(Data tied to figure images)
+-------+

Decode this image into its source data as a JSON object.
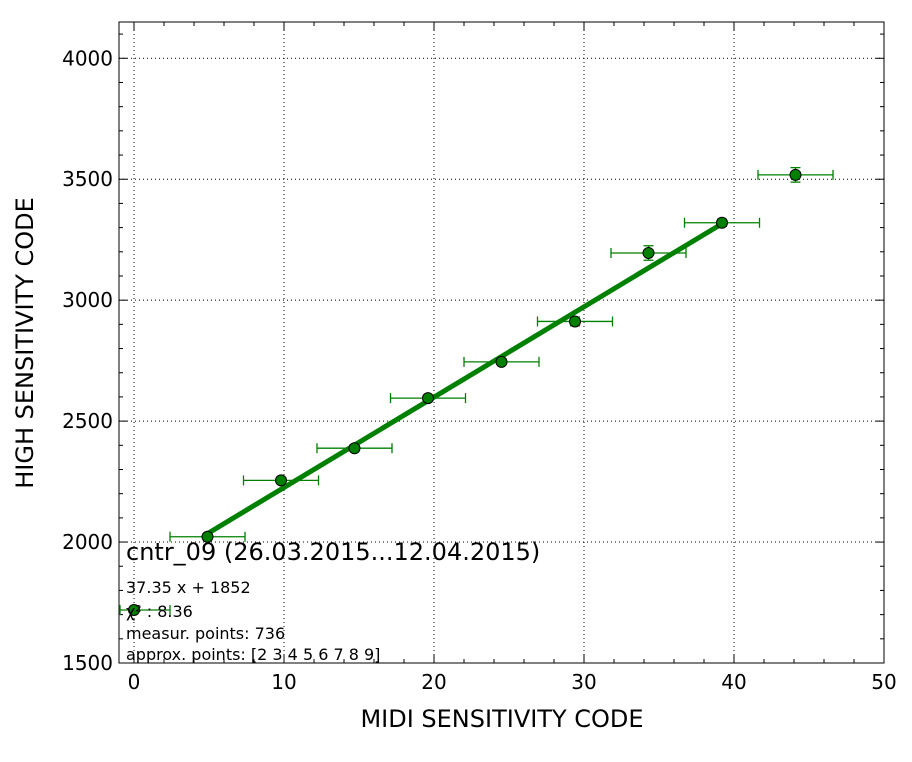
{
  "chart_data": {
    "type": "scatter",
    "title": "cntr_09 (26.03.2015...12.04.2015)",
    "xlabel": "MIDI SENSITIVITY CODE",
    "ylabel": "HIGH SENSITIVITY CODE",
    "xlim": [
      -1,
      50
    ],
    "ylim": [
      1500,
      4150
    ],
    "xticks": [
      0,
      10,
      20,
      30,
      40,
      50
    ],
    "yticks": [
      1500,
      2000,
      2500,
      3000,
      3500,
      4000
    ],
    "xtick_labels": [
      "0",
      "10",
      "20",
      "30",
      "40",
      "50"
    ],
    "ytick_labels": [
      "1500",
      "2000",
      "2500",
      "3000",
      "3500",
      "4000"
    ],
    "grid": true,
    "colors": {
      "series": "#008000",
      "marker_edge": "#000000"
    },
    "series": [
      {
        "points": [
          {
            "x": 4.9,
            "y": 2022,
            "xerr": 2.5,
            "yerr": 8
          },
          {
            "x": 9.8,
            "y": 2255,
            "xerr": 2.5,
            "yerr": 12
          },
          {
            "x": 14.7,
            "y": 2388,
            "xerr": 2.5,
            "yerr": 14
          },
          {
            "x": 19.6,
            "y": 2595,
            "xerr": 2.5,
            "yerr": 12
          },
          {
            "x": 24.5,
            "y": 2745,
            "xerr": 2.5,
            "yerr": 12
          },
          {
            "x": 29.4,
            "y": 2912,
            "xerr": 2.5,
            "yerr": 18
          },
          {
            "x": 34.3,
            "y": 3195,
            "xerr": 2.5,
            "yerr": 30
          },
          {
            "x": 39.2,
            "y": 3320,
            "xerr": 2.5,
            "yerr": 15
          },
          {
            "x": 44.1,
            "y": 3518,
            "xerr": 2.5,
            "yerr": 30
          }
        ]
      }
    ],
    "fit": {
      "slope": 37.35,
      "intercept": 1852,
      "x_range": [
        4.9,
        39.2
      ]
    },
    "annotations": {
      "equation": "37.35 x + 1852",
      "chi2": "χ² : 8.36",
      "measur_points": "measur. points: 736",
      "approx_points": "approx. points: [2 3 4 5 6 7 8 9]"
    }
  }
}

+-------+

- _The problem_
Copy each line of the records above that carries the word "points".

- _Exercise response_
        "points": [
      "measur_points": "measur. points: 736",
      "approx_points": "approx. points: [2 3 4 5 6 7 8 9]"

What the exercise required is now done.